* [Task to carry out]:
Retype every entry exactly, character for character.

* [Source material]:

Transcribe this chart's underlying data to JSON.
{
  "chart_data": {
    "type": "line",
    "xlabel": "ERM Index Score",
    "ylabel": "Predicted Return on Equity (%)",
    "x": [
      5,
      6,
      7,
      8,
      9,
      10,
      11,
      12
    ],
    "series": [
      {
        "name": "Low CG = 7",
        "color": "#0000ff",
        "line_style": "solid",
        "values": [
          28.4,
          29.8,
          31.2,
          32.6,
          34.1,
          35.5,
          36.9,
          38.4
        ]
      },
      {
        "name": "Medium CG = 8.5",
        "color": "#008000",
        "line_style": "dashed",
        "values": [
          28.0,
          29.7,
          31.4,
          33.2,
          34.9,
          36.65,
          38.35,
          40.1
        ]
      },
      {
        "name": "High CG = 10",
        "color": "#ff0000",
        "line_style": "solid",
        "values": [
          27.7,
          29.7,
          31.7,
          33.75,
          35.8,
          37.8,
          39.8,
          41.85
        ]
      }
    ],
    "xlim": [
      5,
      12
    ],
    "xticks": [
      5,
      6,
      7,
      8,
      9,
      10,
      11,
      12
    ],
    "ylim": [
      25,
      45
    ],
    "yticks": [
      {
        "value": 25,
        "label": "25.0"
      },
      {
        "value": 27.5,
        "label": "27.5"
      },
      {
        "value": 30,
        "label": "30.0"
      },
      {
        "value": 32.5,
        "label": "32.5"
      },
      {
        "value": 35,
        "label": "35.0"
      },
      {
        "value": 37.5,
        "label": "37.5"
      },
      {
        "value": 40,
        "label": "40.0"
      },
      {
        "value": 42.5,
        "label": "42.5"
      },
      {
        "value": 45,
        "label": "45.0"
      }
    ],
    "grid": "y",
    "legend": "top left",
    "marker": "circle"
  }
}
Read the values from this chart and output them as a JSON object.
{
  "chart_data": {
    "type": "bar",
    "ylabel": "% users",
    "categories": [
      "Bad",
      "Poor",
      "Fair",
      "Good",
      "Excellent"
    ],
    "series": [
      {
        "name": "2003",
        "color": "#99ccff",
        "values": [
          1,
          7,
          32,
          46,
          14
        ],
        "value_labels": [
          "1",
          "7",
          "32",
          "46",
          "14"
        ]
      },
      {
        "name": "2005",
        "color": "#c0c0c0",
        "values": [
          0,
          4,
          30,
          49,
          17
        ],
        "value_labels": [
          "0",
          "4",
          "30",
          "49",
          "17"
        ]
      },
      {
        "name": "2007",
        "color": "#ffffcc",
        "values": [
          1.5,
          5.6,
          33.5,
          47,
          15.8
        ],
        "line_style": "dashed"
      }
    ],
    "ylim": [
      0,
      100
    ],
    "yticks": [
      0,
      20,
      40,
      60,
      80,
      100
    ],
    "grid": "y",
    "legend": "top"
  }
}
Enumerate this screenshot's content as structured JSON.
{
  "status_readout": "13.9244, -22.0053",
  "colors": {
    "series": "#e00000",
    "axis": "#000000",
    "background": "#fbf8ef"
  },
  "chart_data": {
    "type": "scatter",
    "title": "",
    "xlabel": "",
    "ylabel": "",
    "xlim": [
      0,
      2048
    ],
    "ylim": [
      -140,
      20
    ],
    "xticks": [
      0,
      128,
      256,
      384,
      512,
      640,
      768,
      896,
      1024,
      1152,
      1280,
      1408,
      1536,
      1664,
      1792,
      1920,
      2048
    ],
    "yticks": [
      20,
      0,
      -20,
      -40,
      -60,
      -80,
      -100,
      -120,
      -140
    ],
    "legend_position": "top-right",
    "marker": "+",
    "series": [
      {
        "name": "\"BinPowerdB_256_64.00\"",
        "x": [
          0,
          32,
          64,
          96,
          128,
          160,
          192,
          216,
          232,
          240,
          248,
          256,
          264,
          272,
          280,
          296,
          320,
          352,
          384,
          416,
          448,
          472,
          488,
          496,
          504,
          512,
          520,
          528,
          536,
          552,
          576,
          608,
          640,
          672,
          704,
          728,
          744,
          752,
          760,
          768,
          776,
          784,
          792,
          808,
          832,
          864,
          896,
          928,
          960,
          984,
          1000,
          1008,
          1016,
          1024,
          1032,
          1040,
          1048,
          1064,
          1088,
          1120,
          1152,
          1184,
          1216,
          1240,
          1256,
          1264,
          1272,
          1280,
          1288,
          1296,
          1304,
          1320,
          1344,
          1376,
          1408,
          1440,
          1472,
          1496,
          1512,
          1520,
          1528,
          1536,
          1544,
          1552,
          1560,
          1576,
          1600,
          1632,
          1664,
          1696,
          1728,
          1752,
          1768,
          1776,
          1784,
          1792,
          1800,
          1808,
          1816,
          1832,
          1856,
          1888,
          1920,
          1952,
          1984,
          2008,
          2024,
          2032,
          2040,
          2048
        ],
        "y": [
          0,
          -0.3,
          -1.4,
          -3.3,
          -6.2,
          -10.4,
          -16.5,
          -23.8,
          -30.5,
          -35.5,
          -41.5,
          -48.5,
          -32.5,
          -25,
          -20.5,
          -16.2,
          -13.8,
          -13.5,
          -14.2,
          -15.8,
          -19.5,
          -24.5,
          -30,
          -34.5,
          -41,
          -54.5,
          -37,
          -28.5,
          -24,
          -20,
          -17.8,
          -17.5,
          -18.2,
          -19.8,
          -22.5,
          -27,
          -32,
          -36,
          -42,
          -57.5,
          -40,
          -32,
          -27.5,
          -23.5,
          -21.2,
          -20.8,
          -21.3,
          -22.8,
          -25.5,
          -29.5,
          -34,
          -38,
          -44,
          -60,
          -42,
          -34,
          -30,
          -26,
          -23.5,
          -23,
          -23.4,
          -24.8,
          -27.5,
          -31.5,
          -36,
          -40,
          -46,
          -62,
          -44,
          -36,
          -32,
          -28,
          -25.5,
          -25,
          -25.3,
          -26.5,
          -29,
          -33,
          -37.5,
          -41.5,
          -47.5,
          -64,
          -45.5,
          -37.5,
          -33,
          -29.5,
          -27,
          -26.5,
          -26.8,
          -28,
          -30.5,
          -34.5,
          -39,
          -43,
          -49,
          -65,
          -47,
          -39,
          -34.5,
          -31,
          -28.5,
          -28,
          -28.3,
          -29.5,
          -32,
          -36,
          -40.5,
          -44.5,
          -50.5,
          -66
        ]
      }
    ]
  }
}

* [Completed task]:
Transcribe this chart's underlying data to JSON.
{
  "chart_data": {
    "type": "line",
    "xlabel": "ERM Index Score",
    "ylabel": "Predicted Return on Equity (%)",
    "x": [
      5,
      6,
      7,
      8,
      9,
      10,
      11,
      12
    ],
    "series": [
      {
        "name": "Low CG = 7",
        "color": "#0000ff",
        "line_style": "solid",
        "values": [
          28.4,
          29.8,
          31.2,
          32.6,
          34.1,
          35.5,
          36.9,
          38.4
        ]
      },
      {
        "name": "Medium CG = 8.5",
        "color": "#008000",
        "line_style": "dashed",
        "values": [
          28.0,
          29.7,
          31.4,
          33.2,
          34.9,
          36.65,
          38.35,
          40.1
        ]
      },
      {
        "name": "High CG = 10",
        "color": "#ff0000",
        "line_style": "solid",
        "values": [
          27.7,
          29.7,
          31.7,
          33.75,
          35.8,
          37.8,
          39.8,
          41.85
        ]
      }
    ],
    "xlim": [
      5,
      12
    ],
    "xticks": [
      5,
      6,
      7,
      8,
      9,
      10,
      11,
      12
    ],
    "ylim": [
      25,
      45
    ],
    "yticks": [
      {
        "value": 25,
        "label": "25.0"
      },
      {
        "value": 27.5,
        "label": "27.5"
      },
      {
        "value": 30,
        "label": "30.0"
      },
      {
        "value": 32.5,
        "label": "32.5"
      },
      {
        "value": 35,
        "label": "35.0"
      },
      {
        "value": 37.5,
        "label": "37.5"
      },
      {
        "value": 40,
        "label": "40.0"
      },
      {
        "value": 42.5,
        "label": "42.5"
      },
      {
        "value": 45,
        "label": "45.0"
      }
    ],
    "grid": "y",
    "legend": "top left",
    "marker": "circle"
  }
}
Read the values from this chart and output them as a JSON object.
{
  "chart_data": {
    "type": "bar",
    "ylabel": "% users",
    "categories": [
      "Bad",
      "Poor",
      "Fair",
      "Good",
      "Excellent"
    ],
    "series": [
      {
        "name": "2003",
        "color": "#99ccff",
        "values": [
          1,
          7,
          32,
          46,
          14
        ],
        "value_labels": [
          "1",
          "7",
          "32",
          "46",
          "14"
        ]
      },
      {
        "name": "2005",
        "color": "#c0c0c0",
        "values": [
          0,
          4,
          30,
          49,
          17
        ],
        "value_labels": [
          "0",
          "4",
          "30",
          "49",
          "17"
        ]
      },
      {
        "name": "2007",
        "color": "#ffffcc",
        "values": [
          1.5,
          5.6,
          33.5,
          47,
          15.8
        ],
        "line_style": "dashed"
      }
    ],
    "ylim": [
      0,
      100
    ],
    "yticks": [
      0,
      20,
      40,
      60,
      80,
      100
    ],
    "grid": "y",
    "legend": "top"
  }
}
Enumerate this screenshot's content as structured JSON.
{
  "status_readout": "13.9244, -22.0053",
  "colors": {
    "series": "#e00000",
    "axis": "#000000",
    "background": "#fbf8ef"
  },
  "chart_data": {
    "type": "scatter",
    "title": "",
    "xlabel": "",
    "ylabel": "",
    "xlim": [
      0,
      2048
    ],
    "ylim": [
      -140,
      20
    ],
    "xticks": [
      0,
      128,
      256,
      384,
      512,
      640,
      768,
      896,
      1024,
      1152,
      1280,
      1408,
      1536,
      1664,
      1792,
      1920,
      2048
    ],
    "yticks": [
      20,
      0,
      -20,
      -40,
      -60,
      -80,
      -100,
      -120,
      -140
    ],
    "legend_position": "top-right",
    "marker": "+",
    "series": [
      {
        "name": "\"BinPowerdB_256_64.00\"",
        "x": [
          0,
          32,
          64,
          96,
          128,
          160,
          192,
          216,
          232,
          240,
          248,
          256,
          264,
          272,
          280,
          296,
          320,
          352,
          384,
          416,
          448,
          472,
          488,
          496,
          504,
          512,
          520,
          528,
          536,
          552,
          576,
          608,
          640,
          672,
          704,
          728,
          744,
          752,
          760,
          768,
          776,
          784,
          792,
          808,
          832,
          864,
          896,
          928,
          960,
          984,
          1000,
          1008,
          1016,
          1024,
          1032,
          1040,
          1048,
          1064,
          1088,
          1120,
          1152,
          1184,
          1216,
          1240,
          1256,
          1264,
          1272,
          1280,
          1288,
          1296,
          1304,
          1320,
          1344,
          1376,
          1408,
          1440,
          1472,
          1496,
          1512,
          1520,
          1528,
          1536,
          1544,
          1552,
          1560,
          1576,
          1600,
          1632,
          1664,
          1696,
          1728,
          1752,
          1768,
          1776,
          1784,
          1792,
          1800,
          1808,
          1816,
          1832,
          1856,
          1888,
          1920,
          1952,
          1984,
          2008,
          2024,
          2032,
          2040,
          2048
        ],
        "y": [
          0,
          -0.3,
          -1.4,
          -3.3,
          -6.2,
          -10.4,
          -16.5,
          -23.8,
          -30.5,
          -35.5,
          -41.5,
          -48.5,
          -32.5,
          -25,
          -20.5,
          -16.2,
          -13.8,
          -13.5,
          -14.2,
          -15.8,
          -19.5,
          -24.5,
          -30,
          -34.5,
          -41,
          -54.5,
          -37,
          -28.5,
          -24,
          -20,
          -17.8,
          -17.5,
          -18.2,
          -19.8,
          -22.5,
          -27,
          -32,
          -36,
          -42,
          -57.5,
          -40,
          -32,
          -27.5,
          -23.5,
          -21.2,
          -20.8,
          -21.3,
          -22.8,
          -25.5,
          -29.5,
          -34,
          -38,
          -44,
          -60,
          -42,
          -34,
          -30,
          -26,
          -23.5,
          -23,
          -23.4,
          -24.8,
          -27.5,
          -31.5,
          -36,
          -40,
          -46,
          -62,
          -44,
          -36,
          -32,
          -28,
          -25.5,
          -25,
          -25.3,
          -26.5,
          -29,
          -33,
          -37.5,
          -41.5,
          -47.5,
          -64,
          -45.5,
          -37.5,
          -33,
          -29.5,
          -27,
          -26.5,
          -26.8,
          -28,
          -30.5,
          -34.5,
          -39,
          -43,
          -49,
          -65,
          -47,
          -39,
          -34.5,
          -31,
          -28.5,
          -28,
          -28.3,
          -29.5,
          -32,
          -36,
          -40.5,
          -44.5,
          -50.5,
          -66
        ]
      }
    ]
  }
}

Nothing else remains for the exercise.